WHAT YOU SHOULD DO:
Repeat the data that follows, word for word, without the images.

Start of INPUT ROWS

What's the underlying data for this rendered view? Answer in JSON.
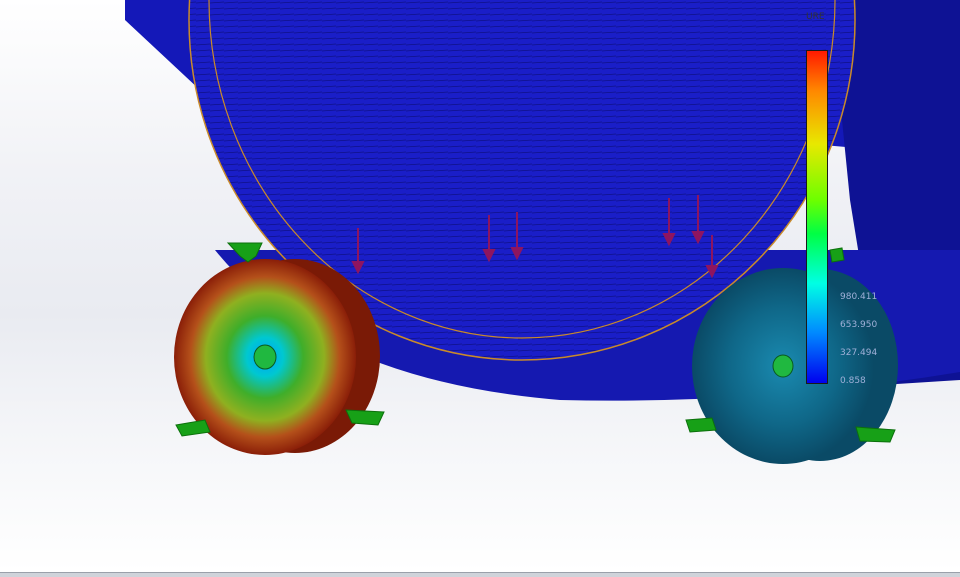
{
  "legend": {
    "title": "URE",
    "labels": [
      "980.411",
      "653.950",
      "327.494",
      "0.858"
    ]
  },
  "colors": {
    "tank_fill": "#1a1ec8",
    "tank_dark": "#0d118f",
    "tank_edge_line": "#c98a2a",
    "load_arrow": "#8e1560",
    "fixture": "#17a017",
    "wheel_left_outer": "#8a2a0a",
    "wheel_right_face": "#0d5c7a"
  }
}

End of INPUT ROWS

TASK ANSWER:
What's the underlying data for this rendered view? Answer in JSON.
{
  "legend": {
    "title": "URE",
    "labels": [
      "980.411",
      "653.950",
      "327.494",
      "0.858"
    ]
  },
  "colors": {
    "tank_fill": "#1a1ec8",
    "tank_dark": "#0d118f",
    "tank_edge_line": "#c98a2a",
    "load_arrow": "#8e1560",
    "fixture": "#17a017",
    "wheel_left_outer": "#8a2a0a",
    "wheel_right_face": "#0d5c7a"
  }
}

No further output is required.